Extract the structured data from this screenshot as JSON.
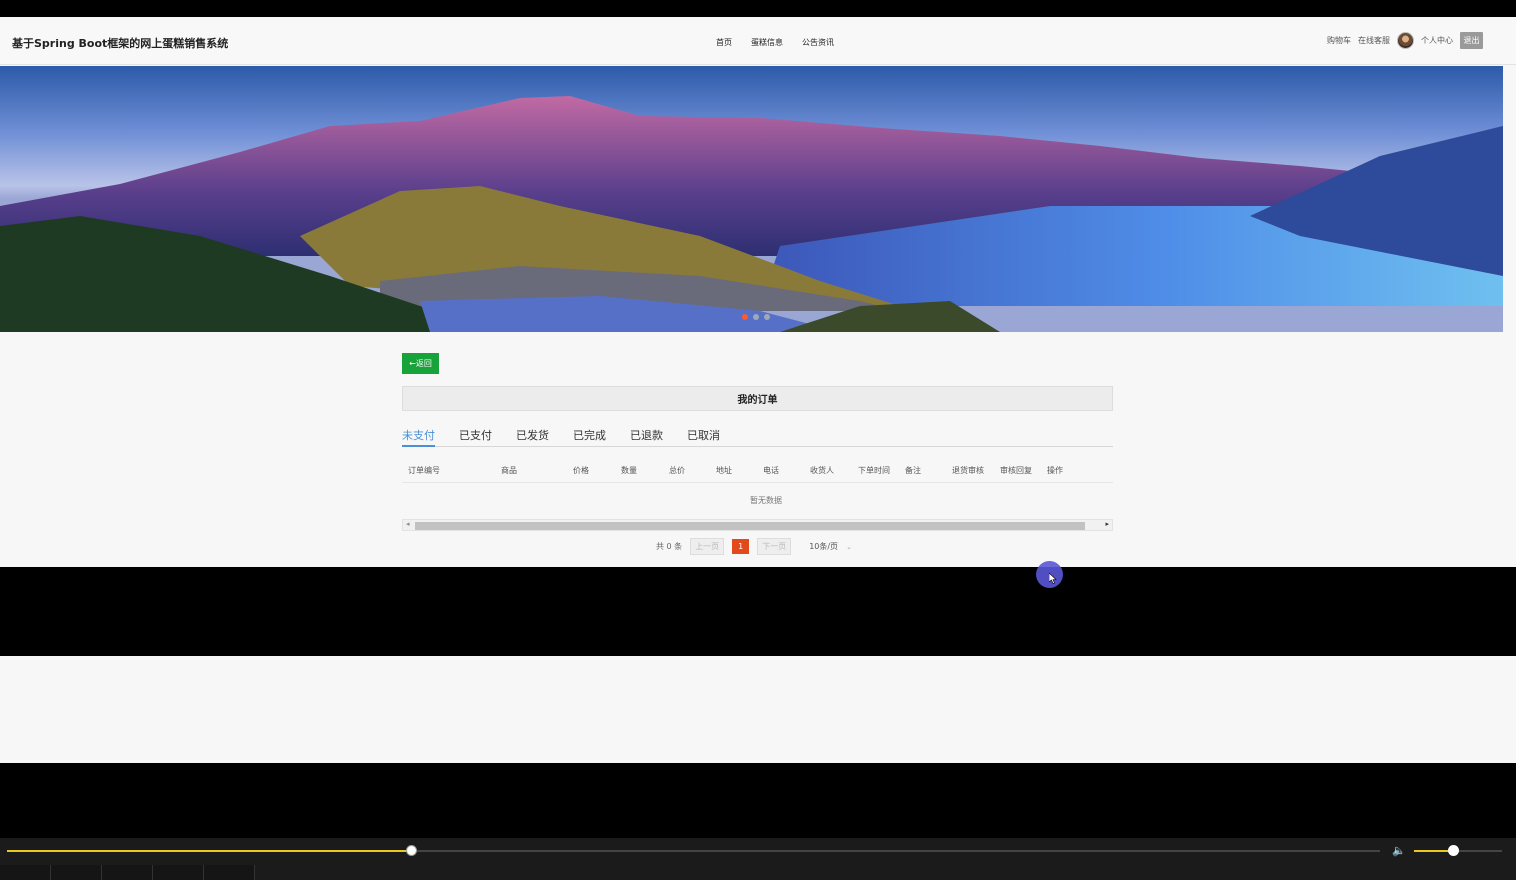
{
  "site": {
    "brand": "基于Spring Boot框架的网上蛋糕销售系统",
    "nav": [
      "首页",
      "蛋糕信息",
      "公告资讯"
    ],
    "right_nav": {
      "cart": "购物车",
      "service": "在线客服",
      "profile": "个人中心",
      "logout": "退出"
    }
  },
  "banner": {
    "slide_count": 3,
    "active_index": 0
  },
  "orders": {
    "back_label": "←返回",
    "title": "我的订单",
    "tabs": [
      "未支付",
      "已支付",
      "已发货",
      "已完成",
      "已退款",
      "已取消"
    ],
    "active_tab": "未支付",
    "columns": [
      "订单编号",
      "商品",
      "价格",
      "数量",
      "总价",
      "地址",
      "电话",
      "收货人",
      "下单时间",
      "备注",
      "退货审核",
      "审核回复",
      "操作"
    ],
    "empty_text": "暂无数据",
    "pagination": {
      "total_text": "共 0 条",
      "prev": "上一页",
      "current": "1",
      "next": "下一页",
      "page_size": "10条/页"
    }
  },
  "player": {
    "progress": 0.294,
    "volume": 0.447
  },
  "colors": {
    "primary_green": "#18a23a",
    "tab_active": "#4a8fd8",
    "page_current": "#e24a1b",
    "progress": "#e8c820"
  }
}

━━━━━━━━━━━━━━━━━━━━

**Your instructions**
Without the pictures, restate all the entries above exactly.

**Reply to the task**
Extract the structured data from this screenshot as JSON.
{
  "site": {
    "brand": "基于Spring Boot框架的网上蛋糕销售系统",
    "nav": [
      "首页",
      "蛋糕信息",
      "公告资讯"
    ],
    "right_nav": {
      "cart": "购物车",
      "service": "在线客服",
      "profile": "个人中心",
      "logout": "退出"
    }
  },
  "banner": {
    "slide_count": 3,
    "active_index": 0
  },
  "orders": {
    "back_label": "←返回",
    "title": "我的订单",
    "tabs": [
      "未支付",
      "已支付",
      "已发货",
      "已完成",
      "已退款",
      "已取消"
    ],
    "active_tab": "未支付",
    "columns": [
      "订单编号",
      "商品",
      "价格",
      "数量",
      "总价",
      "地址",
      "电话",
      "收货人",
      "下单时间",
      "备注",
      "退货审核",
      "审核回复",
      "操作"
    ],
    "empty_text": "暂无数据",
    "pagination": {
      "total_text": "共 0 条",
      "prev": "上一页",
      "current": "1",
      "next": "下一页",
      "page_size": "10条/页"
    }
  },
  "player": {
    "progress": 0.294,
    "volume": 0.447
  },
  "colors": {
    "primary_green": "#18a23a",
    "tab_active": "#4a8fd8",
    "page_current": "#e24a1b",
    "progress": "#e8c820"
  }
}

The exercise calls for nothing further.